### Dataset records
— Start —

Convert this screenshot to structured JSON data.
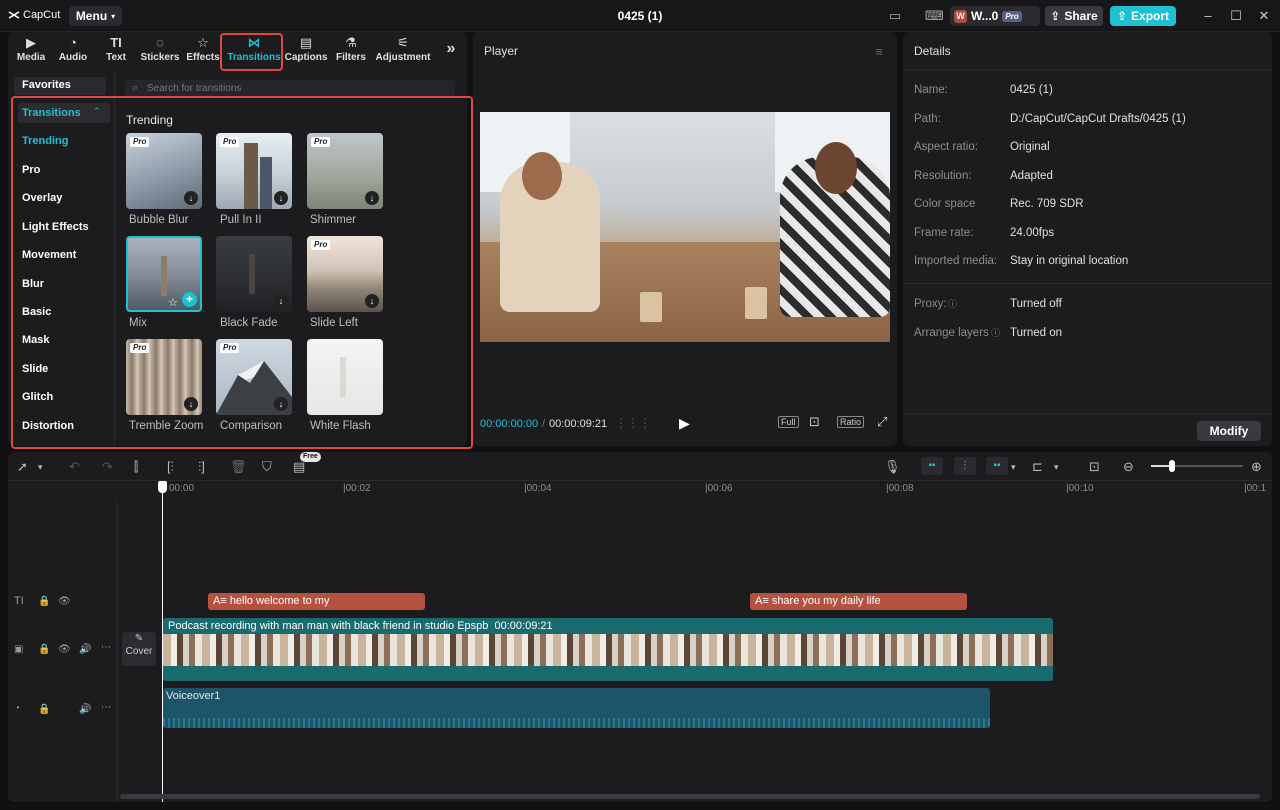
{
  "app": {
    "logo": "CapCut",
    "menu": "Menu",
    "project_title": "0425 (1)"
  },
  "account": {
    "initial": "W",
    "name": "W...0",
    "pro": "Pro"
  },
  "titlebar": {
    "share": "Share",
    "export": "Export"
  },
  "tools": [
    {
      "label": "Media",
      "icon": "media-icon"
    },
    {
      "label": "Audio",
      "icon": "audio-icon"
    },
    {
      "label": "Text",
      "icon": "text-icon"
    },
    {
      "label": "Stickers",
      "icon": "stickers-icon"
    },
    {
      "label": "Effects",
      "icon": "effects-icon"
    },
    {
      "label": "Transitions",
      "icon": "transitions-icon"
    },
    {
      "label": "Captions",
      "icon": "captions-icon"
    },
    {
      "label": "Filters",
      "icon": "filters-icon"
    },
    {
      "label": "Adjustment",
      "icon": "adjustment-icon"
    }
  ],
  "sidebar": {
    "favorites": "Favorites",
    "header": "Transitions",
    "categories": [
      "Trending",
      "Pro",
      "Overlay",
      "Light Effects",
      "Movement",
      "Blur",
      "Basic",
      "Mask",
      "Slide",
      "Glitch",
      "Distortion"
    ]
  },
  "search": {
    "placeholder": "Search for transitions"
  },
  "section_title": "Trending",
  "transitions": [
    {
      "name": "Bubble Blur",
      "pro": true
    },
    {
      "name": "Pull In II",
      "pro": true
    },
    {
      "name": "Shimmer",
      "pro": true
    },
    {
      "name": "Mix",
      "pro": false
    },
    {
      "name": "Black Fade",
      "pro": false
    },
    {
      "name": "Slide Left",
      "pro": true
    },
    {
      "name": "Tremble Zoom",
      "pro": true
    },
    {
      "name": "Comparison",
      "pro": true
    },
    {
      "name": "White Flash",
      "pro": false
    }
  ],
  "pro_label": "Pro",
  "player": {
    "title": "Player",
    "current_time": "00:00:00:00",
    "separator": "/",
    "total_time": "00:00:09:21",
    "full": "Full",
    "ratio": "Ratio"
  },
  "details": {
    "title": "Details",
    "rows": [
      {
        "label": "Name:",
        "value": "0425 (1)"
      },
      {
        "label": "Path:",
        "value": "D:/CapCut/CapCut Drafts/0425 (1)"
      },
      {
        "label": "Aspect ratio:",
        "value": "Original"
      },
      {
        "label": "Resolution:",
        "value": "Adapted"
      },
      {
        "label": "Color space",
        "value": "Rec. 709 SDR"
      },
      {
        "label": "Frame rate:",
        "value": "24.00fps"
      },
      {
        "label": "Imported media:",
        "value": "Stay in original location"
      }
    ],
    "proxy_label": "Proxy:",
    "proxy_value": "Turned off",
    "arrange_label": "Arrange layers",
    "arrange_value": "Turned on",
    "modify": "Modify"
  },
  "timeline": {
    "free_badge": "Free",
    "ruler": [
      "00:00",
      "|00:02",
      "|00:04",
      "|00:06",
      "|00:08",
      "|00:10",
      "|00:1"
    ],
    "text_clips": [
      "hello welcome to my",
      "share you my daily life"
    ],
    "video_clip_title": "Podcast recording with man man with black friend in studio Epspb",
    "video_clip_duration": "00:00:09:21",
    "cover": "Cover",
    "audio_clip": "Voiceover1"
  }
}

— End —
— Start —

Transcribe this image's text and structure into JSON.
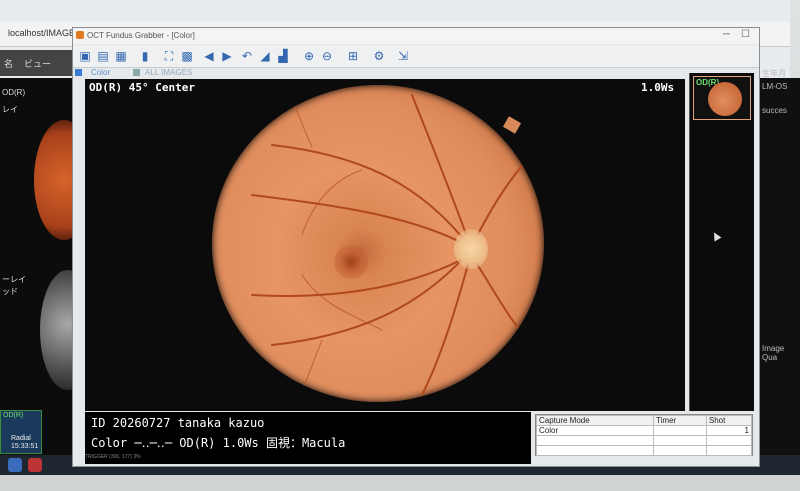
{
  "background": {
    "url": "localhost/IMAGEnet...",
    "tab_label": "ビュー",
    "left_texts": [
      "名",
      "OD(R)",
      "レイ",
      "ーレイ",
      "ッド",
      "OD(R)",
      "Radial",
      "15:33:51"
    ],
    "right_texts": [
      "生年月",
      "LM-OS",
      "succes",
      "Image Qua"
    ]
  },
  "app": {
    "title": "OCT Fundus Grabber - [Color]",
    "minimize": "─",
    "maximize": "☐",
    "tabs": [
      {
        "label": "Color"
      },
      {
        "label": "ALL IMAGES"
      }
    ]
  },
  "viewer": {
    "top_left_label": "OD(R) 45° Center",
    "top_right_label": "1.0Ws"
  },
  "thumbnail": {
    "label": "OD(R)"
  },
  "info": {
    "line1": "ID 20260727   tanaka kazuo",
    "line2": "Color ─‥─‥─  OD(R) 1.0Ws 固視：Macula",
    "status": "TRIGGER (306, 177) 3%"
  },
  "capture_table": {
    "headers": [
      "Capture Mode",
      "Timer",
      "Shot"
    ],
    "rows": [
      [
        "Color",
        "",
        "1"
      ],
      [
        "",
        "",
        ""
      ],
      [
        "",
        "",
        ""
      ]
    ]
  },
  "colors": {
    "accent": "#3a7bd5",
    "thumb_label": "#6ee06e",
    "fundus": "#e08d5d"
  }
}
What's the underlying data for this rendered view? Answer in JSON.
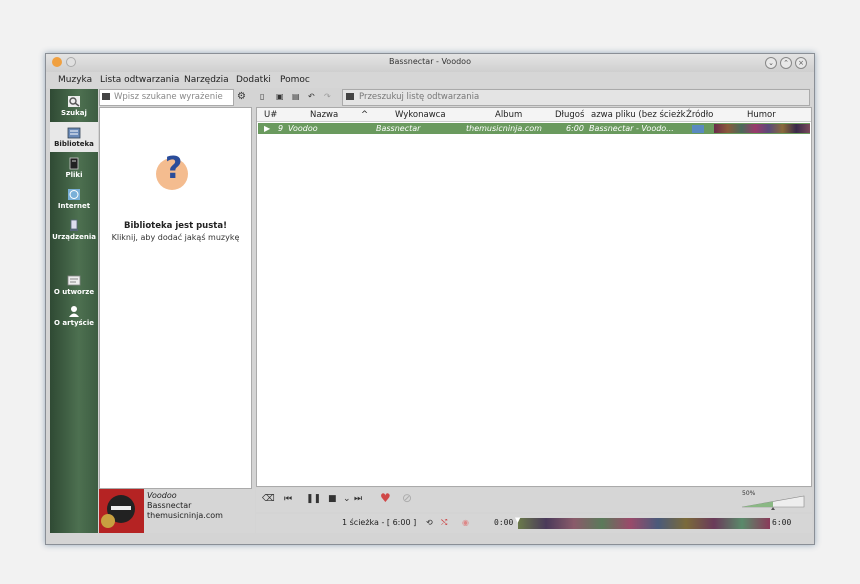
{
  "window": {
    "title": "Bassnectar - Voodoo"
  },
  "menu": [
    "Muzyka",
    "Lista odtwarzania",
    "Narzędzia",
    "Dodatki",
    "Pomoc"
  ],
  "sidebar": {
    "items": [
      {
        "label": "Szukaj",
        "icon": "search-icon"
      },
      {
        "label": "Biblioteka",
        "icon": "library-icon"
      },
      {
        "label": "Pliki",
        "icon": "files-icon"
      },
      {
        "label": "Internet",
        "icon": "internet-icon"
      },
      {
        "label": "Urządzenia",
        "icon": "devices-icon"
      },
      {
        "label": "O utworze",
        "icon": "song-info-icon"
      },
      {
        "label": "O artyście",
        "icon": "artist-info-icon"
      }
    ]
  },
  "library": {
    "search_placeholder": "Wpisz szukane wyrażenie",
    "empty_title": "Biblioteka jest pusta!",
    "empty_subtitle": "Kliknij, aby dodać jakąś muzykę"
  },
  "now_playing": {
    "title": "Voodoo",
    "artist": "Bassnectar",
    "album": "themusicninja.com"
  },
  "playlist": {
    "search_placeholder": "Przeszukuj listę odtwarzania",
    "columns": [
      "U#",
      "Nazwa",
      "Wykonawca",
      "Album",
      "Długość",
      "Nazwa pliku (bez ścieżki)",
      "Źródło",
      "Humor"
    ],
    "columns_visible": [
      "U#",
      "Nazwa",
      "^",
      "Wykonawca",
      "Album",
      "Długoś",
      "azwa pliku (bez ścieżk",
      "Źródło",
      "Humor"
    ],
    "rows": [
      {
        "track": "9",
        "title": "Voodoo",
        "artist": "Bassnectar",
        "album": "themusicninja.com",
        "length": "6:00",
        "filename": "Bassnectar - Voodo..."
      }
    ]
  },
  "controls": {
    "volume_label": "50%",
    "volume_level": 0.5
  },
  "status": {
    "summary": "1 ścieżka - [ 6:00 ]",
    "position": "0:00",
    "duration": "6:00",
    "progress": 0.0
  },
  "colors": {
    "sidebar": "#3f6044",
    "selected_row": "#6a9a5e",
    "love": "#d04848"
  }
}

— End —

### Directive
Collect the lines of the data that carry the word "JSON".

### Response to the exercise
Convert this screenshot to structured JSON data.
Transcribe this image's text and structure into JSON.
What's the underlying data for this rendered view? Answer in JSON.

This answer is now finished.